§ Stated task: Update all of the material below by replacing every "data-point" with "scatter-point" and leaving everything else unchanged. Leave the pictures out of your answer.

§ Layout records:

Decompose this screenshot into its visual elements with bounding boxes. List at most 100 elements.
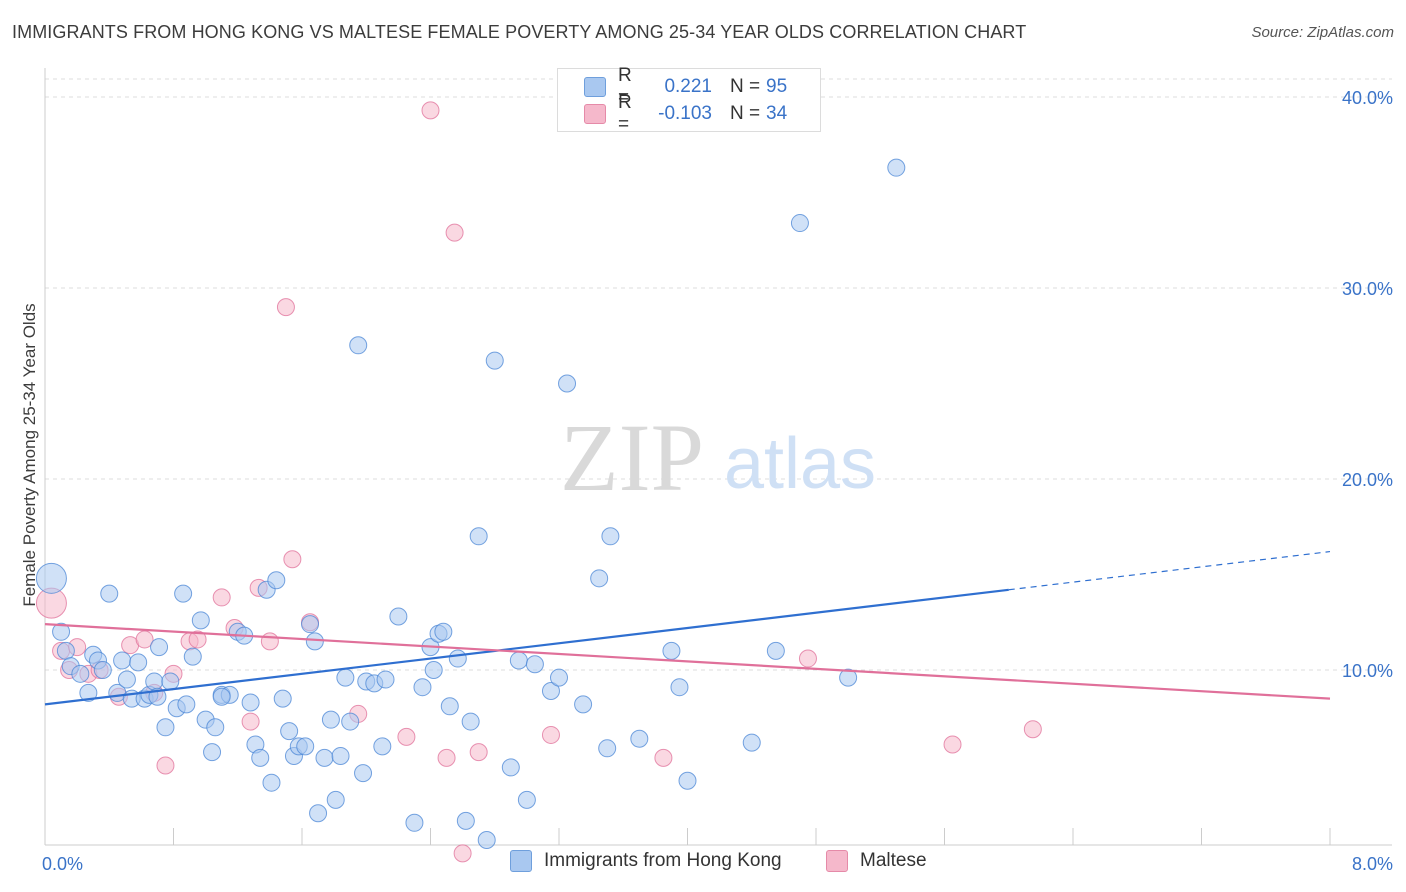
data-point bbox=[574, 695, 593, 714]
source-label: Source: ZipAtlas.com bbox=[1251, 24, 1394, 41]
data-point bbox=[35, 562, 67, 594]
legend-n-label: N = bbox=[730, 76, 761, 97]
data-point bbox=[321, 710, 340, 729]
data-point bbox=[839, 668, 858, 687]
watermark-zip: ZIP bbox=[560, 404, 704, 511]
data-point bbox=[183, 647, 202, 666]
data-point bbox=[305, 632, 324, 651]
data-point bbox=[260, 632, 279, 651]
data-point bbox=[558, 374, 577, 393]
trend-line-hong-kong-extension bbox=[1008, 550, 1331, 591]
data-point bbox=[283, 550, 302, 569]
data-point bbox=[601, 527, 620, 546]
legend-n-value: 34 bbox=[766, 103, 788, 124]
data-point bbox=[598, 739, 617, 758]
data-point bbox=[203, 743, 222, 762]
series-legend: Immigrants from Hong Kong Maltese bbox=[0, 850, 1406, 880]
data-point bbox=[315, 748, 334, 767]
data-point bbox=[177, 695, 196, 714]
data-point bbox=[525, 655, 544, 674]
x-tick-label-0: 0.0% bbox=[42, 854, 83, 874]
data-point bbox=[517, 790, 536, 809]
legend-r-value: -0.103 bbox=[658, 103, 712, 124]
data-point bbox=[766, 641, 785, 660]
data-point bbox=[469, 743, 488, 762]
series-label-maltese: Maltese bbox=[860, 850, 927, 871]
data-point bbox=[1023, 720, 1042, 739]
data-point bbox=[150, 638, 169, 657]
data-point bbox=[469, 527, 488, 546]
data-point bbox=[541, 682, 560, 701]
data-point bbox=[477, 830, 496, 849]
data-point bbox=[943, 735, 962, 754]
data-point bbox=[389, 607, 408, 626]
data-point bbox=[296, 737, 315, 756]
data-point bbox=[100, 584, 119, 603]
data-point bbox=[461, 712, 480, 731]
data-point bbox=[437, 748, 456, 767]
trend-line-hong-kong bbox=[44, 588, 1009, 706]
chart-title: IMMIGRANTS FROM HONG KONG VS MALTESE FEM… bbox=[12, 22, 1027, 42]
data-point bbox=[541, 725, 560, 744]
legend-row-hong-kong: R = 0.221 N = 95 bbox=[558, 65, 788, 108]
data-point bbox=[251, 748, 270, 767]
data-point bbox=[336, 668, 355, 687]
series-swatch-hong-kong bbox=[510, 850, 532, 872]
data-point bbox=[161, 672, 180, 691]
data-point bbox=[117, 670, 136, 689]
trend-lines bbox=[44, 550, 1331, 706]
watermark-atlas: atlas bbox=[724, 424, 876, 504]
axes bbox=[44, 68, 1392, 846]
data-point bbox=[52, 622, 71, 641]
legend-r-label: R = bbox=[618, 92, 632, 135]
data-point bbox=[405, 813, 424, 832]
correlation-legend: R = 0.221 N = 95 R = -0.103 N = 34 bbox=[557, 65, 821, 135]
data-point bbox=[509, 651, 528, 670]
data-point bbox=[501, 758, 520, 777]
data-point bbox=[354, 764, 373, 783]
data-point bbox=[129, 653, 148, 672]
data-point bbox=[887, 158, 906, 177]
data-point bbox=[206, 718, 225, 737]
series-swatch-maltese bbox=[826, 850, 848, 872]
data-point bbox=[550, 668, 568, 687]
maltese-points bbox=[35, 101, 1042, 863]
data-point bbox=[326, 790, 345, 809]
data-point bbox=[485, 351, 504, 370]
data-point bbox=[174, 584, 193, 603]
legend-row-maltese: R = -0.103 N = 34 bbox=[558, 92, 788, 135]
data-point bbox=[241, 693, 260, 712]
data-point bbox=[798, 649, 817, 668]
y-tick-label-1: 20.0% bbox=[1342, 470, 1393, 490]
data-point bbox=[440, 697, 459, 716]
data-point bbox=[742, 733, 761, 752]
data-point bbox=[662, 641, 681, 660]
data-point bbox=[301, 615, 320, 634]
data-point bbox=[262, 773, 281, 792]
legend-r-label: R = bbox=[618, 65, 632, 108]
data-point bbox=[630, 729, 649, 748]
data-point bbox=[280, 722, 299, 741]
data-point bbox=[448, 649, 467, 668]
data-point bbox=[331, 746, 350, 765]
data-point bbox=[309, 804, 328, 823]
series-legend-maltese[interactable]: Maltese bbox=[826, 850, 927, 872]
legend-n-value: 95 bbox=[766, 76, 788, 97]
data-point bbox=[421, 101, 440, 120]
legend-r-value: 0.221 bbox=[664, 76, 712, 97]
y-tick-label-0: 10.0% bbox=[1342, 661, 1393, 681]
trend-line-maltese bbox=[44, 623, 1331, 700]
data-point bbox=[590, 569, 609, 588]
data-point bbox=[654, 748, 673, 767]
hong-kong-points bbox=[35, 158, 906, 849]
data-point bbox=[376, 670, 395, 689]
data-point bbox=[397, 727, 416, 746]
data-point bbox=[113, 651, 132, 670]
data-point bbox=[678, 771, 697, 790]
series-legend-hong-kong[interactable]: Immigrants from Hong Kong bbox=[510, 850, 782, 872]
gridlines bbox=[45, 78, 1392, 671]
series-label-hong-kong: Immigrants from Hong Kong bbox=[544, 850, 782, 871]
data-point bbox=[212, 588, 231, 607]
data-point bbox=[276, 298, 295, 317]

§ Result of the exercise:
Decompose this screenshot into its visual elements with bounding boxes. List at most 100 elements.
scatter-point bbox=[574, 695, 593, 714]
source-label: Source: ZipAtlas.com bbox=[1251, 24, 1394, 41]
scatter-point bbox=[35, 562, 67, 594]
legend-n-label: N = bbox=[730, 76, 761, 97]
scatter-point bbox=[321, 710, 340, 729]
scatter-point bbox=[839, 668, 858, 687]
watermark-zip: ZIP bbox=[560, 404, 704, 511]
scatter-point bbox=[183, 647, 202, 666]
scatter-point bbox=[305, 632, 324, 651]
scatter-point bbox=[260, 632, 279, 651]
scatter-point bbox=[558, 374, 577, 393]
trend-line-hong-kong-extension bbox=[1008, 550, 1331, 591]
scatter-point bbox=[283, 550, 302, 569]
scatter-point bbox=[601, 527, 620, 546]
legend-n-value: 34 bbox=[766, 103, 788, 124]
scatter-point bbox=[598, 739, 617, 758]
scatter-point bbox=[203, 743, 222, 762]
series-legend: Immigrants from Hong Kong Maltese bbox=[0, 850, 1406, 880]
scatter-point bbox=[315, 748, 334, 767]
scatter-point bbox=[177, 695, 196, 714]
scatter-point bbox=[525, 655, 544, 674]
x-tick-label-0: 0.0% bbox=[42, 854, 83, 874]
scatter-point bbox=[517, 790, 536, 809]
legend-r-value: -0.103 bbox=[658, 103, 712, 124]
scatter-point bbox=[766, 641, 785, 660]
scatter-point bbox=[469, 743, 488, 762]
series-label-maltese: Maltese bbox=[860, 850, 927, 871]
scatter-point bbox=[1023, 720, 1042, 739]
scatter-point bbox=[150, 638, 169, 657]
scatter-point bbox=[469, 527, 488, 546]
scatter-point bbox=[541, 682, 560, 701]
scatter-point bbox=[477, 830, 496, 849]
scatter-point bbox=[943, 735, 962, 754]
scatter-point bbox=[389, 607, 408, 626]
scatter-point bbox=[296, 737, 315, 756]
scatter-point bbox=[100, 584, 119, 603]
scatter-point bbox=[461, 712, 480, 731]
scatter-point bbox=[437, 748, 456, 767]
trend-line-hong-kong bbox=[44, 588, 1009, 706]
chart-title: IMMIGRANTS FROM HONG KONG VS MALTESE FEM… bbox=[12, 22, 1027, 42]
scatter-point bbox=[541, 725, 560, 744]
legend-row-hong-kong: R = 0.221 N = 95 bbox=[558, 65, 788, 108]
scatter-point bbox=[251, 748, 270, 767]
scatter-point bbox=[336, 668, 355, 687]
series-swatch-hong-kong bbox=[510, 850, 532, 872]
scatter-point bbox=[161, 672, 180, 691]
scatter-point bbox=[117, 670, 136, 689]
trend-lines bbox=[44, 550, 1331, 706]
watermark-atlas: atlas bbox=[724, 424, 876, 504]
axes bbox=[44, 68, 1392, 846]
scatter-point bbox=[52, 622, 71, 641]
legend-r-label: R = bbox=[618, 92, 632, 135]
scatter-point bbox=[405, 813, 424, 832]
correlation-legend: R = 0.221 N = 95 R = -0.103 N = 34 bbox=[557, 65, 821, 135]
scatter-point bbox=[509, 651, 528, 670]
scatter-point bbox=[501, 758, 520, 777]
scatter-point bbox=[354, 764, 373, 783]
scatter-point bbox=[129, 653, 148, 672]
scatter-point bbox=[887, 158, 906, 177]
scatter-point bbox=[206, 718, 225, 737]
series-swatch-maltese bbox=[826, 850, 848, 872]
scatter-point bbox=[550, 668, 568, 687]
maltese-points bbox=[35, 101, 1042, 863]
scatter-point bbox=[326, 790, 345, 809]
scatter-point bbox=[485, 351, 504, 370]
scatter-point bbox=[174, 584, 193, 603]
legend-row-maltese: R = -0.103 N = 34 bbox=[558, 92, 788, 135]
scatter-point bbox=[241, 693, 260, 712]
scatter-point bbox=[798, 649, 817, 668]
y-tick-label-1: 20.0% bbox=[1342, 470, 1393, 490]
scatter-point bbox=[440, 697, 459, 716]
scatter-point bbox=[742, 733, 761, 752]
scatter-point bbox=[662, 641, 681, 660]
scatter-point bbox=[301, 615, 320, 634]
scatter-point bbox=[262, 773, 281, 792]
legend-r-label: R = bbox=[618, 65, 632, 108]
scatter-point bbox=[630, 729, 649, 748]
scatter-point bbox=[280, 722, 299, 741]
scatter-point bbox=[448, 649, 467, 668]
scatter-point bbox=[331, 746, 350, 765]
scatter-point bbox=[309, 804, 328, 823]
series-legend-maltese[interactable]: Maltese bbox=[826, 850, 927, 872]
legend-n-value: 95 bbox=[766, 76, 788, 97]
scatter-point bbox=[421, 101, 440, 120]
legend-r-value: 0.221 bbox=[664, 76, 712, 97]
y-tick-label-0: 10.0% bbox=[1342, 661, 1393, 681]
trend-line-maltese bbox=[44, 623, 1331, 700]
scatter-point bbox=[590, 569, 609, 588]
scatter-point bbox=[654, 748, 673, 767]
hong-kong-points bbox=[35, 158, 906, 849]
scatter-point bbox=[376, 670, 395, 689]
scatter-point bbox=[397, 727, 416, 746]
scatter-point bbox=[113, 651, 132, 670]
scatter-point bbox=[678, 771, 697, 790]
series-legend-hong-kong[interactable]: Immigrants from Hong Kong bbox=[510, 850, 782, 872]
gridlines bbox=[45, 78, 1392, 671]
series-label-hong-kong: Immigrants from Hong Kong bbox=[544, 850, 782, 871]
scatter-point bbox=[212, 588, 231, 607]
scatter-point bbox=[276, 298, 295, 317]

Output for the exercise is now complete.